#### [Input records]

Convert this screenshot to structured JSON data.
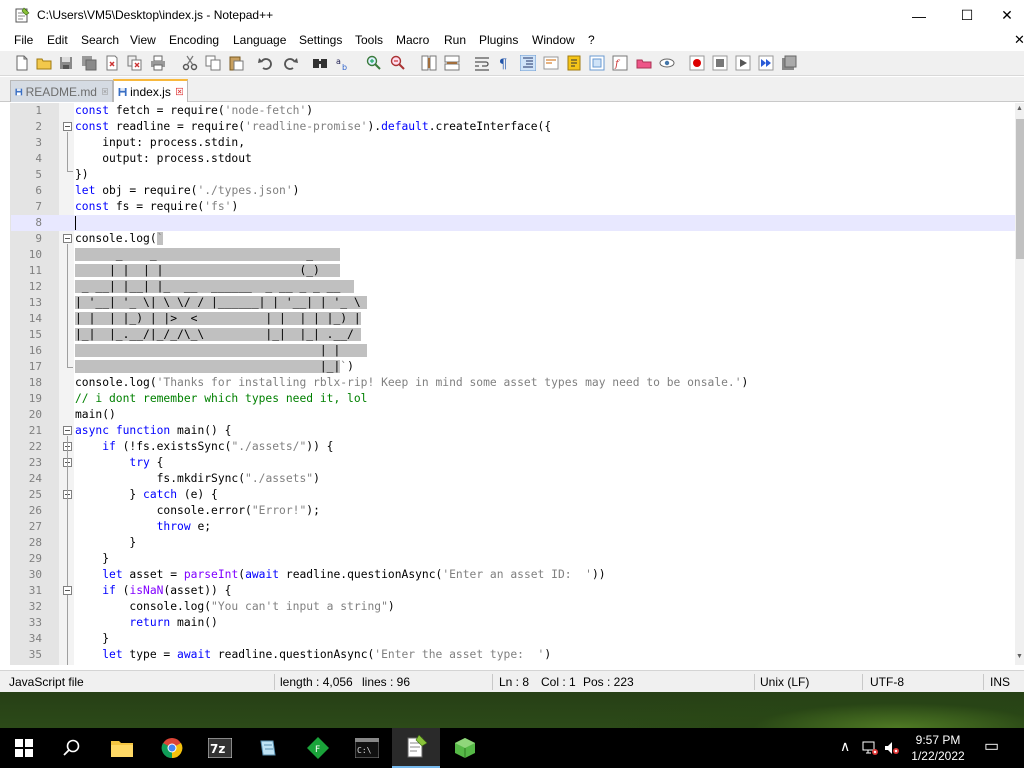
{
  "window": {
    "title": "C:\\Users\\VM5\\Desktop\\index.js - Notepad++",
    "minimize_glyph": "—",
    "maximize_glyph": "☐",
    "close_glyph": "✕"
  },
  "menu": {
    "items": [
      "File",
      "Edit",
      "Search",
      "View",
      "Encoding",
      "Language",
      "Settings",
      "Tools",
      "Macro",
      "Run",
      "Plugins",
      "Window",
      "?"
    ],
    "close_doc_glyph": "✕"
  },
  "toolbar": {
    "icons": [
      "new-file-icon",
      "open-file-icon",
      "save-icon",
      "save-all-icon",
      "close-icon",
      "close-all-icon",
      "print-icon",
      "cut-icon",
      "copy-icon",
      "paste-icon",
      "undo-icon",
      "redo-icon",
      "find-icon",
      "replace-icon",
      "zoom-in-icon",
      "zoom-out-icon",
      "sync-vertical-icon",
      "sync-horizontal-icon",
      "word-wrap-icon",
      "show-all-chars-icon",
      "indent-guide-icon",
      "udl-icon",
      "doc-map-icon",
      "function-list-icon",
      "folder-workspace-icon",
      "monitoring-icon",
      "record-macro-icon",
      "stop-macro-icon",
      "play-macro-icon",
      "run-macro-multiple-icon",
      "save-macro-icon"
    ]
  },
  "tabs": [
    {
      "label": "README.md",
      "active": false
    },
    {
      "label": "index.js",
      "active": true
    }
  ],
  "editor": {
    "current_line": 8,
    "lines": [
      {
        "n": "1",
        "html": "<span class=\"kw\">const</span> fetch = require(<span class=\"str\">'node-fetch'</span>)"
      },
      {
        "n": "2",
        "html": "<span class=\"kw\">const</span> readline = require(<span class=\"str\">'readline-promise'</span>).<span class=\"kw\">default</span>.createInterface({"
      },
      {
        "n": "3",
        "html": "    input: process.stdin,"
      },
      {
        "n": "4",
        "html": "    output: process.stdout"
      },
      {
        "n": "5",
        "html": "})"
      },
      {
        "n": "6",
        "html": "<span class=\"kw\">let</span> obj = require(<span class=\"str\">'./types.json'</span>)"
      },
      {
        "n": "7",
        "html": "<span class=\"kw\">const</span> fs = require(<span class=\"str\">'fs'</span>)"
      },
      {
        "n": "8",
        "html": ""
      },
      {
        "n": "9",
        "html": "console.log(<span class=\"str sel\">`</span>"
      },
      {
        "n": "10",
        "html": "<span class=\"sel\">      _    _                      _    </span>"
      },
      {
        "n": "11",
        "html": "<span class=\"sel\">     | |  | |                    (_)   </span>"
      },
      {
        "n": "12",
        "html": "<span class=\"sel\"> _ __| |__| |_  __  ______  _ __ _ _ __  </span>"
      },
      {
        "n": "13",
        "html": "<span class=\"sel\">| '__| '_ \\| \\ \\/ / |______| | '__| | '_ \\ </span>"
      },
      {
        "n": "14",
        "html": "<span class=\"sel\">| |  | |_) | |>  <          | |  | | |_) |</span>"
      },
      {
        "n": "15",
        "html": "<span class=\"sel\">|_|  |_.__/|_/_/\\_\\         |_|  |_| .__/ </span>"
      },
      {
        "n": "16",
        "html": "<span class=\"sel\">                                    | |    </span>"
      },
      {
        "n": "17",
        "html": "<span class=\"sel\">                                    |_|</span><span class=\"str\">`</span>)"
      },
      {
        "n": "18",
        "html": "console.log(<span class=\"str\">'Thanks for installing rblx-rip! Keep in mind some asset types may need to be onsale.'</span>)"
      },
      {
        "n": "19",
        "html": "<span class=\"cmt\">// i dont remember which types need it, lol</span>"
      },
      {
        "n": "20",
        "html": "main()"
      },
      {
        "n": "21",
        "html": "<span class=\"kw\">async</span> <span class=\"kw\">function</span> main() {"
      },
      {
        "n": "22",
        "html": "    <span class=\"kw\">if</span> (!fs.existsSync(<span class=\"str\">\"./assets/\"</span>)) {"
      },
      {
        "n": "23",
        "html": "        <span class=\"kw\">try</span> {"
      },
      {
        "n": "24",
        "html": "            fs.mkdirSync(<span class=\"str\">\"./assets\"</span>)"
      },
      {
        "n": "25",
        "html": "        } <span class=\"kw\">catch</span> (e) {"
      },
      {
        "n": "26",
        "html": "            console.error(<span class=\"str\">\"Error!\"</span>);"
      },
      {
        "n": "27",
        "html": "            <span class=\"kw\">throw</span> e;"
      },
      {
        "n": "28",
        "html": "        }"
      },
      {
        "n": "29",
        "html": "    }"
      },
      {
        "n": "30",
        "html": "    <span class=\"kw\">let</span> asset = <span class=\"fn\">parseInt</span>(<span class=\"kw\">await</span> readline.questionAsync(<span class=\"str\">'Enter an asset ID:  '</span>))"
      },
      {
        "n": "31",
        "html": "    <span class=\"kw\">if</span> (<span class=\"fn\">isNaN</span>(asset)) {"
      },
      {
        "n": "32",
        "html": "        console.log(<span class=\"str\">\"You can't input a string\"</span>)"
      },
      {
        "n": "33",
        "html": "        <span class=\"kw\">return</span> main()"
      },
      {
        "n": "34",
        "html": "    }"
      },
      {
        "n": "35",
        "html": "    <span class=\"kw\">let</span> type = <span class=\"kw\">await</span> readline.questionAsync(<span class=\"str\">'Enter the asset type:  '</span>)"
      }
    ]
  },
  "status": {
    "file_type": "JavaScript file",
    "length": "length : 4,056",
    "lines": "lines : 96",
    "ln": "Ln : 8",
    "col": "Col : 1",
    "pos": "Pos : 223",
    "eol": "Unix (LF)",
    "encoding": "UTF-8",
    "mode": "INS"
  },
  "taskbar": {
    "apps": [
      "windows-start-icon",
      "search-icon",
      "file-explorer-icon",
      "chrome-icon",
      "7zip-icon",
      "notepad-icon",
      "green-app-icon",
      "cmd-icon",
      "notepadpp-icon",
      "green-cube-icon"
    ],
    "time": "9:57 PM",
    "date": "1/22/2022",
    "tray_up_glyph": "∧",
    "notification_glyph": "▭"
  }
}
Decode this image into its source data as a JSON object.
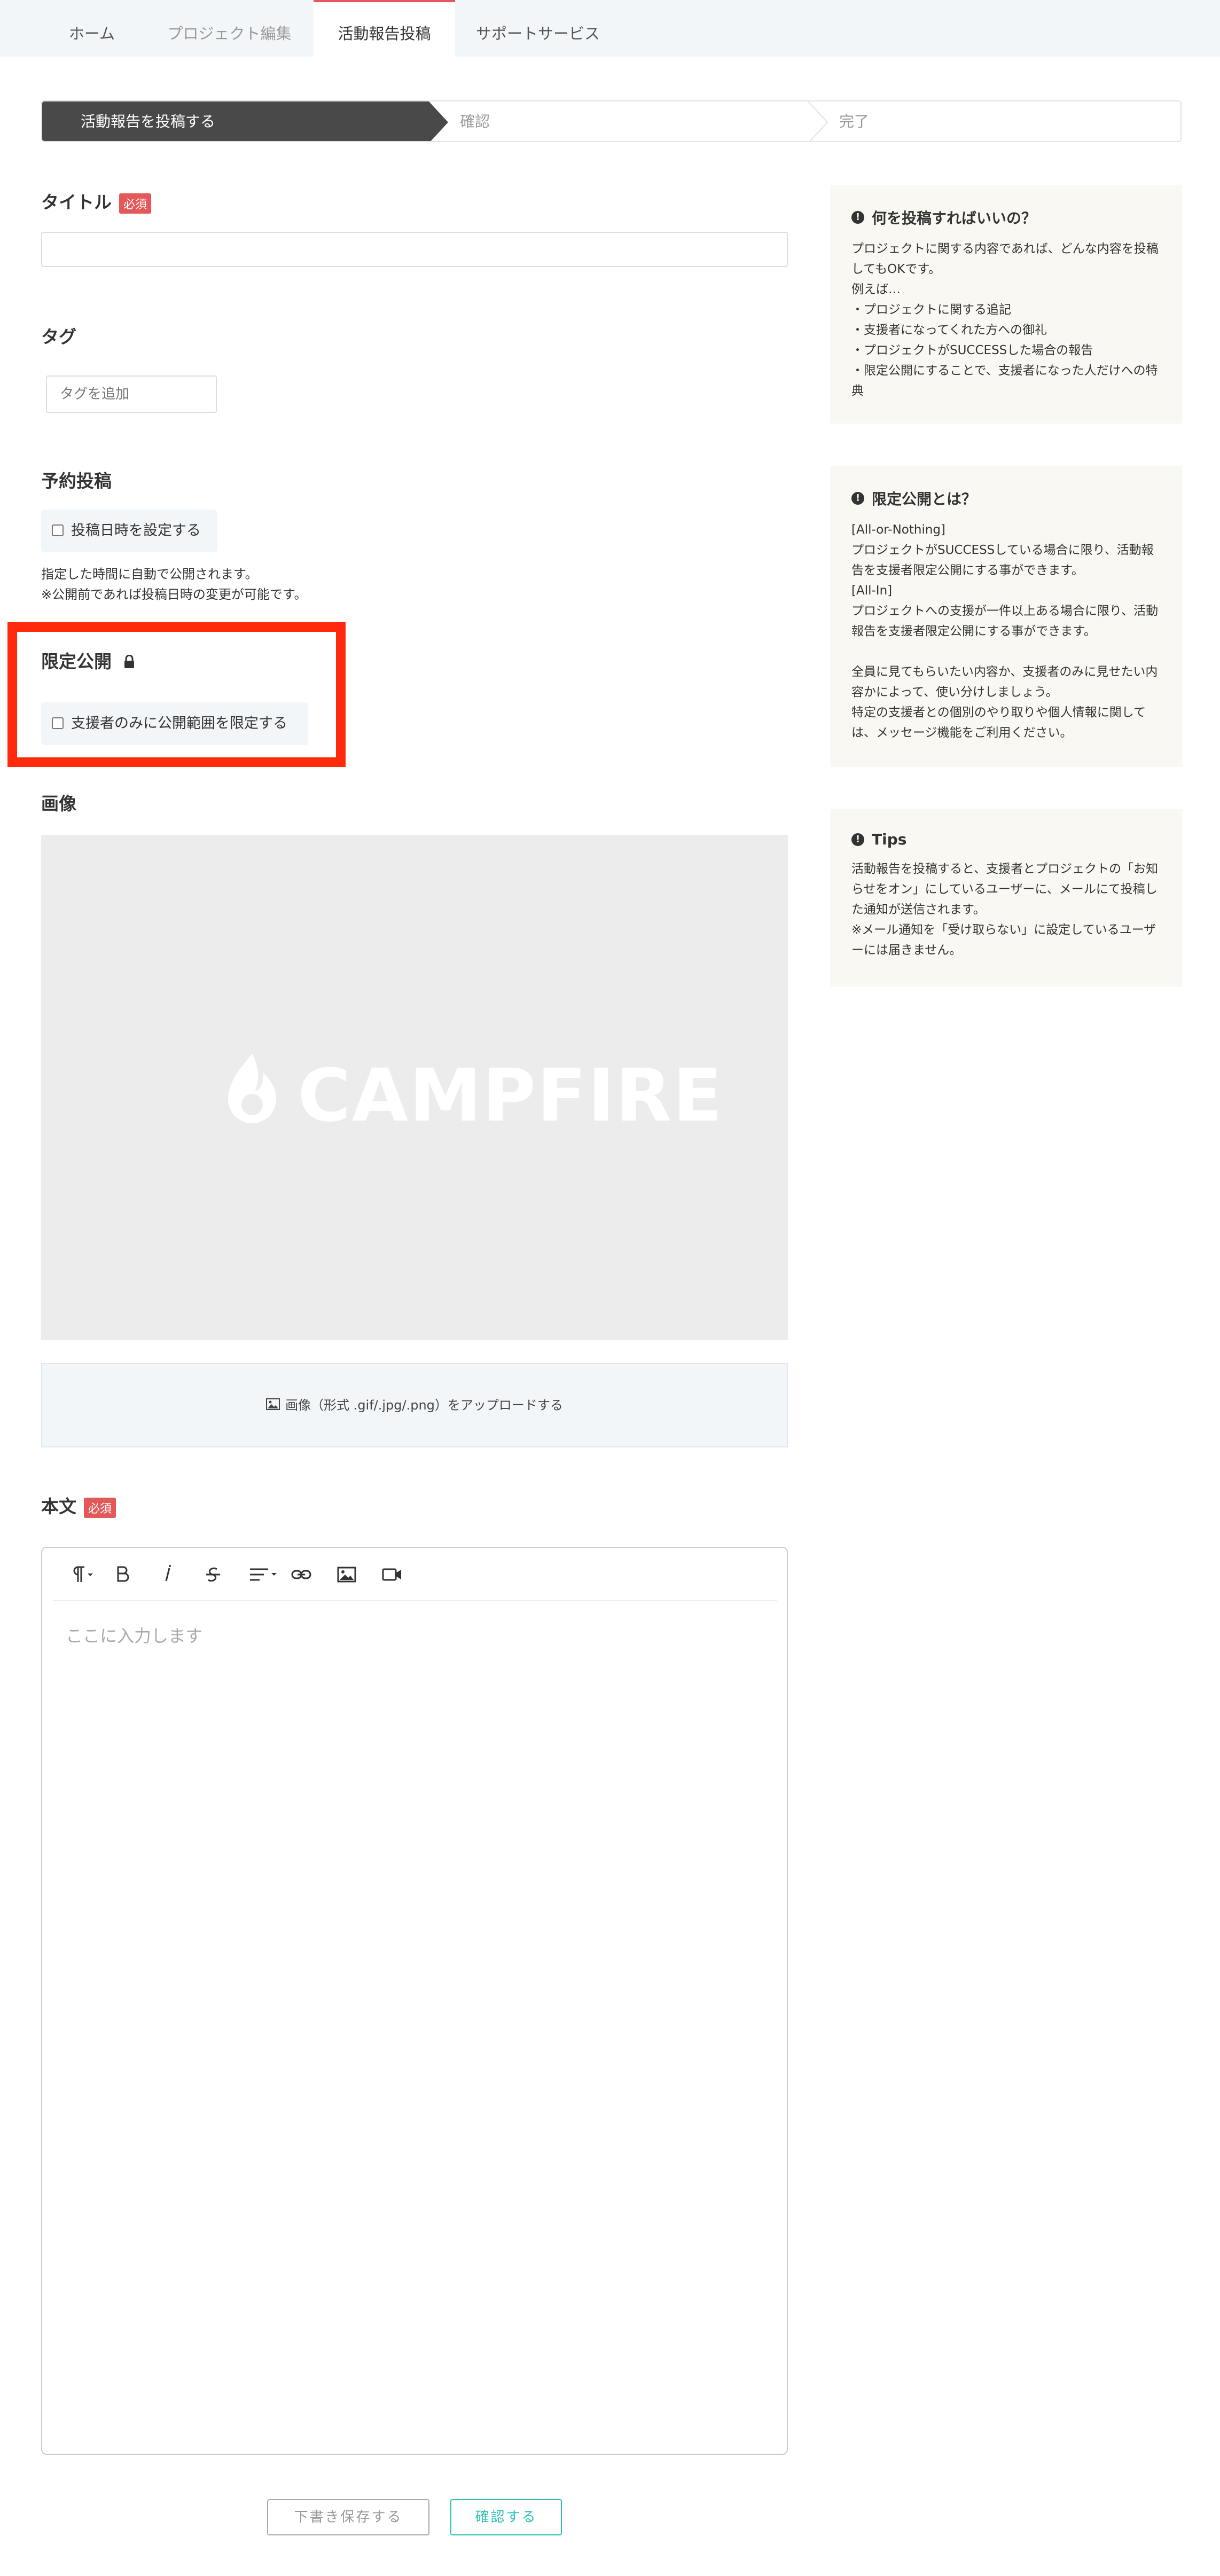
{
  "tabs": [
    "ホーム",
    "プロジェクト編集",
    "活動報告投稿",
    "サポートサービス"
  ],
  "steps": [
    "活動報告を投稿する",
    "確認",
    "完了"
  ],
  "form": {
    "title_label": "タイトル",
    "required_badge": "必須",
    "tag_label": "タグ",
    "tag_placeholder": "タグを追加",
    "schedule_label": "予約投稿",
    "schedule_checkbox": "投稿日時を設定する",
    "schedule_note": "指定した時間に自動で公開されます。\n※公開前であれば投稿日時の変更が可能です。",
    "limited_label": "限定公開",
    "limited_checkbox": "支援者のみに公開範囲を限定する",
    "image_label": "画像",
    "image_logo_text": "CAMPFIRE",
    "upload_text": "画像（形式 .gif/.jpg/.png）をアップロードする",
    "body_label": "本文",
    "body_placeholder": "ここに入力します",
    "draft_button": "下書き保存する",
    "confirm_button": "確認する"
  },
  "editor_tools": [
    "paragraph-icon",
    "bold-icon",
    "italic-icon",
    "strikethrough-icon",
    "align-icon",
    "link-icon",
    "image-icon",
    "video-icon"
  ],
  "sidebar": [
    {
      "title": "何を投稿すればいいの？",
      "body": "プロジェクトに関する内容であれば、どんな内容を投稿してもOKです。\n例えば…\n・プロジェクトに関する追記\n・支援者になってくれた方への御礼\n・プロジェクトがSUCCESSした場合の報告\n・限定公開にすることで、支援者になった人だけへの特典"
    },
    {
      "title": "限定公開とは？",
      "body": "[All-or-Nothing]\nプロジェクトがSUCCESSしている場合に限り、活動報告を支援者限定公開にする事ができます。\n[All-In]\nプロジェクトへの支援が一件以上ある場合に限り、活動報告を支援者限定公開にする事ができます。\n\n全員に見てもらいたい内容か、支援者のみに見せたい内容かによって、使い分けしましょう。\n特定の支援者との個別のやり取りや個人情報に関しては、メッセージ機能をご利用ください。"
    },
    {
      "title": "Tips",
      "body": "活動報告を投稿すると、支援者とプロジェクトの「お知らせをオン」にしているユーザーに、メールにて投稿した通知が送信されます。\n※メール通知を「受け取らない」に設定しているユーザーには届きません。"
    }
  ],
  "colors": {
    "accent_red": "#e4585a",
    "highlight": "#ff2a0c",
    "confirm_teal": "#28c2b4",
    "step_active": "#494949"
  }
}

#### [What you have to do]
Write out exactly the lines from the one containing "Decode this image" to the last line of the records above, both included, and leave out any pictures.

#### [Written answer]
Decode this image into its source data as a JSON object.
{
  "tabs": [
    "ホーム",
    "プロジェクト編集",
    "活動報告投稿",
    "サポートサービス"
  ],
  "steps": [
    "活動報告を投稿する",
    "確認",
    "完了"
  ],
  "form": {
    "title_label": "タイトル",
    "required_badge": "必須",
    "tag_label": "タグ",
    "tag_placeholder": "タグを追加",
    "schedule_label": "予約投稿",
    "schedule_checkbox": "投稿日時を設定する",
    "schedule_note": "指定した時間に自動で公開されます。\n※公開前であれば投稿日時の変更が可能です。",
    "limited_label": "限定公開",
    "limited_checkbox": "支援者のみに公開範囲を限定する",
    "image_label": "画像",
    "image_logo_text": "CAMPFIRE",
    "upload_text": "画像（形式 .gif/.jpg/.png）をアップロードする",
    "body_label": "本文",
    "body_placeholder": "ここに入力します",
    "draft_button": "下書き保存する",
    "confirm_button": "確認する"
  },
  "editor_tools": [
    "paragraph-icon",
    "bold-icon",
    "italic-icon",
    "strikethrough-icon",
    "align-icon",
    "link-icon",
    "image-icon",
    "video-icon"
  ],
  "sidebar": [
    {
      "title": "何を投稿すればいいの？",
      "body": "プロジェクトに関する内容であれば、どんな内容を投稿してもOKです。\n例えば…\n・プロジェクトに関する追記\n・支援者になってくれた方への御礼\n・プロジェクトがSUCCESSした場合の報告\n・限定公開にすることで、支援者になった人だけへの特典"
    },
    {
      "title": "限定公開とは？",
      "body": "[All-or-Nothing]\nプロジェクトがSUCCESSしている場合に限り、活動報告を支援者限定公開にする事ができます。\n[All-In]\nプロジェクトへの支援が一件以上ある場合に限り、活動報告を支援者限定公開にする事ができます。\n\n全員に見てもらいたい内容か、支援者のみに見せたい内容かによって、使い分けしましょう。\n特定の支援者との個別のやり取りや個人情報に関しては、メッセージ機能をご利用ください。"
    },
    {
      "title": "Tips",
      "body": "活動報告を投稿すると、支援者とプロジェクトの「お知らせをオン」にしているユーザーに、メールにて投稿した通知が送信されます。\n※メール通知を「受け取らない」に設定しているユーザーには届きません。"
    }
  ],
  "colors": {
    "accent_red": "#e4585a",
    "highlight": "#ff2a0c",
    "confirm_teal": "#28c2b4",
    "step_active": "#494949"
  }
}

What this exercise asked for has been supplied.